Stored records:
__________
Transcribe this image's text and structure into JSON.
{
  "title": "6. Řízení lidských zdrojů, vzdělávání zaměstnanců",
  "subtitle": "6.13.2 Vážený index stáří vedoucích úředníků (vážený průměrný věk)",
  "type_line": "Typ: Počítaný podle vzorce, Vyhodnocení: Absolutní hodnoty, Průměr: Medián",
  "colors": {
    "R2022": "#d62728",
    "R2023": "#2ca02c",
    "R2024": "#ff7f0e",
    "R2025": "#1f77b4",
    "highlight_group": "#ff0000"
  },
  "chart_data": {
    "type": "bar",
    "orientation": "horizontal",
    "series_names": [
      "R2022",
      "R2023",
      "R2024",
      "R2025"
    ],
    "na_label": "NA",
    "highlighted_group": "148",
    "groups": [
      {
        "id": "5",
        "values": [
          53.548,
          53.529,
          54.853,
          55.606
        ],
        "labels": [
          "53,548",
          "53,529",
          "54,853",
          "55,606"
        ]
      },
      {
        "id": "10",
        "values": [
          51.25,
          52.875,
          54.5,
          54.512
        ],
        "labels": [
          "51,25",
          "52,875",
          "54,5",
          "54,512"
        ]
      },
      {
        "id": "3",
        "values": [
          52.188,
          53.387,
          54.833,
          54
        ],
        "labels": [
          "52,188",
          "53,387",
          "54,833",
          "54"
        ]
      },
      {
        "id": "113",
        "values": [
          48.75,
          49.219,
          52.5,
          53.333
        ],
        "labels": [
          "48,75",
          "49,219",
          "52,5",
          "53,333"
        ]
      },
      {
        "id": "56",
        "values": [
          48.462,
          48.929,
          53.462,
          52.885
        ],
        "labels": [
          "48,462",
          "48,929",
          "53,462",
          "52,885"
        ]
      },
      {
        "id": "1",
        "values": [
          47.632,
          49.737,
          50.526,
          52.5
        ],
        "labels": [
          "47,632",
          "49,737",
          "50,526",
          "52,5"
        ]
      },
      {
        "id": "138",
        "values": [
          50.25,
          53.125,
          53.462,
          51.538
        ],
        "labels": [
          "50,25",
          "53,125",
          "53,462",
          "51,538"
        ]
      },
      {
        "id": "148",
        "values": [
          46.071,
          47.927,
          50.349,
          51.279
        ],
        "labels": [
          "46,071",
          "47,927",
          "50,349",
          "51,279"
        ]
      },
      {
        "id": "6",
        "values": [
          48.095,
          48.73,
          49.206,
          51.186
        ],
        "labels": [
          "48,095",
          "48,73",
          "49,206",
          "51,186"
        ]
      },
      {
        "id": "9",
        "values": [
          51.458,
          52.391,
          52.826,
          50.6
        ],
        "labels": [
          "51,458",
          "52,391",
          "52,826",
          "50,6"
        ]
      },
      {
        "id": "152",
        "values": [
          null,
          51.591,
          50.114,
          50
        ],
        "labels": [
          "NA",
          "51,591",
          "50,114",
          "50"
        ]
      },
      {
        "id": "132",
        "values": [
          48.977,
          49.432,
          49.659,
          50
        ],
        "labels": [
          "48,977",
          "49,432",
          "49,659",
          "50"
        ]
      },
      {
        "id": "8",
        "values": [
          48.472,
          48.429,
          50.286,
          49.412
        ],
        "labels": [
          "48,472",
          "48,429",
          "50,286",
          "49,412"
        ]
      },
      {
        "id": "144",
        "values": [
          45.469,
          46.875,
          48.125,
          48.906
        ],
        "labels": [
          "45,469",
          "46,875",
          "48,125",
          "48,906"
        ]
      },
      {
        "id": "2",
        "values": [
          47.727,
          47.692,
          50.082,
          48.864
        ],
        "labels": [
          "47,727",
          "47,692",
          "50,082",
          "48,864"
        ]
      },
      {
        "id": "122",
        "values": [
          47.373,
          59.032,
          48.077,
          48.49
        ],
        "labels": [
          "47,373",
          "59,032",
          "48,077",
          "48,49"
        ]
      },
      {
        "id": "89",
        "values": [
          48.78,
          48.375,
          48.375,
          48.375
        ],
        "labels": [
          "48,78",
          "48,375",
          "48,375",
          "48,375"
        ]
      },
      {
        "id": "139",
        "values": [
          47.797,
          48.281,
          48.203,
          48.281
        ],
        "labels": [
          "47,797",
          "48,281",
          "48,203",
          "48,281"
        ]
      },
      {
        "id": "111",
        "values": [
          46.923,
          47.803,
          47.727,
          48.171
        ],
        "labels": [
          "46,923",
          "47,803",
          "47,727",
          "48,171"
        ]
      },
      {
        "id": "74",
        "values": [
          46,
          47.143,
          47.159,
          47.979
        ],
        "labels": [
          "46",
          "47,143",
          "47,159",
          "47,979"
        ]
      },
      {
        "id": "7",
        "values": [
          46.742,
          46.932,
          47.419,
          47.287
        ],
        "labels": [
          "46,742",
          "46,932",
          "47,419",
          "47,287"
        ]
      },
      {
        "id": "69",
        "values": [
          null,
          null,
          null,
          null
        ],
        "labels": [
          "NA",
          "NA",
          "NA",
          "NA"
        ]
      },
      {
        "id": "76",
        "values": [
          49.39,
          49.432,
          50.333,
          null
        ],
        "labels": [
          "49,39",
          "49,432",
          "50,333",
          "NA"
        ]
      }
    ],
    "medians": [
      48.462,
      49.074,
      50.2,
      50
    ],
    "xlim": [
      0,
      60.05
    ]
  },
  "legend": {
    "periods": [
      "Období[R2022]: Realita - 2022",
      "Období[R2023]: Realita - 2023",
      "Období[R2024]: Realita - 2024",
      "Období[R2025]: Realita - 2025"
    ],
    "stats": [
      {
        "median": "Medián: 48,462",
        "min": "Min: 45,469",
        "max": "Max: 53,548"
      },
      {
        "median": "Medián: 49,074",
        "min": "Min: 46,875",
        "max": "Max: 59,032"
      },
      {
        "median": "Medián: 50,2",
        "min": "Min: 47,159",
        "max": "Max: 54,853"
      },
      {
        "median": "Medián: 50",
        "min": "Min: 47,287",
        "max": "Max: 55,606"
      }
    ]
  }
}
__________
CHALLENGE » Please restate the whole listing word for word.

TASK ANSWER »
Transcribe this image's text and structure into JSON.
{
  "title": "6. Řízení lidských zdrojů, vzdělávání zaměstnanců",
  "subtitle": "6.13.2 Vážený index stáří vedoucích úředníků (vážený průměrný věk)",
  "type_line": "Typ: Počítaný podle vzorce, Vyhodnocení: Absolutní hodnoty, Průměr: Medián",
  "colors": {
    "R2022": "#d62728",
    "R2023": "#2ca02c",
    "R2024": "#ff7f0e",
    "R2025": "#1f77b4",
    "highlight_group": "#ff0000"
  },
  "chart_data": {
    "type": "bar",
    "orientation": "horizontal",
    "series_names": [
      "R2022",
      "R2023",
      "R2024",
      "R2025"
    ],
    "na_label": "NA",
    "highlighted_group": "148",
    "groups": [
      {
        "id": "5",
        "values": [
          53.548,
          53.529,
          54.853,
          55.606
        ],
        "labels": [
          "53,548",
          "53,529",
          "54,853",
          "55,606"
        ]
      },
      {
        "id": "10",
        "values": [
          51.25,
          52.875,
          54.5,
          54.512
        ],
        "labels": [
          "51,25",
          "52,875",
          "54,5",
          "54,512"
        ]
      },
      {
        "id": "3",
        "values": [
          52.188,
          53.387,
          54.833,
          54
        ],
        "labels": [
          "52,188",
          "53,387",
          "54,833",
          "54"
        ]
      },
      {
        "id": "113",
        "values": [
          48.75,
          49.219,
          52.5,
          53.333
        ],
        "labels": [
          "48,75",
          "49,219",
          "52,5",
          "53,333"
        ]
      },
      {
        "id": "56",
        "values": [
          48.462,
          48.929,
          53.462,
          52.885
        ],
        "labels": [
          "48,462",
          "48,929",
          "53,462",
          "52,885"
        ]
      },
      {
        "id": "1",
        "values": [
          47.632,
          49.737,
          50.526,
          52.5
        ],
        "labels": [
          "47,632",
          "49,737",
          "50,526",
          "52,5"
        ]
      },
      {
        "id": "138",
        "values": [
          50.25,
          53.125,
          53.462,
          51.538
        ],
        "labels": [
          "50,25",
          "53,125",
          "53,462",
          "51,538"
        ]
      },
      {
        "id": "148",
        "values": [
          46.071,
          47.927,
          50.349,
          51.279
        ],
        "labels": [
          "46,071",
          "47,927",
          "50,349",
          "51,279"
        ]
      },
      {
        "id": "6",
        "values": [
          48.095,
          48.73,
          49.206,
          51.186
        ],
        "labels": [
          "48,095",
          "48,73",
          "49,206",
          "51,186"
        ]
      },
      {
        "id": "9",
        "values": [
          51.458,
          52.391,
          52.826,
          50.6
        ],
        "labels": [
          "51,458",
          "52,391",
          "52,826",
          "50,6"
        ]
      },
      {
        "id": "152",
        "values": [
          null,
          51.591,
          50.114,
          50
        ],
        "labels": [
          "NA",
          "51,591",
          "50,114",
          "50"
        ]
      },
      {
        "id": "132",
        "values": [
          48.977,
          49.432,
          49.659,
          50
        ],
        "labels": [
          "48,977",
          "49,432",
          "49,659",
          "50"
        ]
      },
      {
        "id": "8",
        "values": [
          48.472,
          48.429,
          50.286,
          49.412
        ],
        "labels": [
          "48,472",
          "48,429",
          "50,286",
          "49,412"
        ]
      },
      {
        "id": "144",
        "values": [
          45.469,
          46.875,
          48.125,
          48.906
        ],
        "labels": [
          "45,469",
          "46,875",
          "48,125",
          "48,906"
        ]
      },
      {
        "id": "2",
        "values": [
          47.727,
          47.692,
          50.082,
          48.864
        ],
        "labels": [
          "47,727",
          "47,692",
          "50,082",
          "48,864"
        ]
      },
      {
        "id": "122",
        "values": [
          47.373,
          59.032,
          48.077,
          48.49
        ],
        "labels": [
          "47,373",
          "59,032",
          "48,077",
          "48,49"
        ]
      },
      {
        "id": "89",
        "values": [
          48.78,
          48.375,
          48.375,
          48.375
        ],
        "labels": [
          "48,78",
          "48,375",
          "48,375",
          "48,375"
        ]
      },
      {
        "id": "139",
        "values": [
          47.797,
          48.281,
          48.203,
          48.281
        ],
        "labels": [
          "47,797",
          "48,281",
          "48,203",
          "48,281"
        ]
      },
      {
        "id": "111",
        "values": [
          46.923,
          47.803,
          47.727,
          48.171
        ],
        "labels": [
          "46,923",
          "47,803",
          "47,727",
          "48,171"
        ]
      },
      {
        "id": "74",
        "values": [
          46,
          47.143,
          47.159,
          47.979
        ],
        "labels": [
          "46",
          "47,143",
          "47,159",
          "47,979"
        ]
      },
      {
        "id": "7",
        "values": [
          46.742,
          46.932,
          47.419,
          47.287
        ],
        "labels": [
          "46,742",
          "46,932",
          "47,419",
          "47,287"
        ]
      },
      {
        "id": "69",
        "values": [
          null,
          null,
          null,
          null
        ],
        "labels": [
          "NA",
          "NA",
          "NA",
          "NA"
        ]
      },
      {
        "id": "76",
        "values": [
          49.39,
          49.432,
          50.333,
          null
        ],
        "labels": [
          "49,39",
          "49,432",
          "50,333",
          "NA"
        ]
      }
    ],
    "medians": [
      48.462,
      49.074,
      50.2,
      50
    ],
    "xlim": [
      0,
      60.05
    ]
  },
  "legend": {
    "periods": [
      "Období[R2022]: Realita - 2022",
      "Období[R2023]: Realita - 2023",
      "Období[R2024]: Realita - 2024",
      "Období[R2025]: Realita - 2025"
    ],
    "stats": [
      {
        "median": "Medián: 48,462",
        "min": "Min: 45,469",
        "max": "Max: 53,548"
      },
      {
        "median": "Medián: 49,074",
        "min": "Min: 46,875",
        "max": "Max: 59,032"
      },
      {
        "median": "Medián: 50,2",
        "min": "Min: 47,159",
        "max": "Max: 54,853"
      },
      {
        "median": "Medián: 50",
        "min": "Min: 47,287",
        "max": "Max: 55,606"
      }
    ]
  }
}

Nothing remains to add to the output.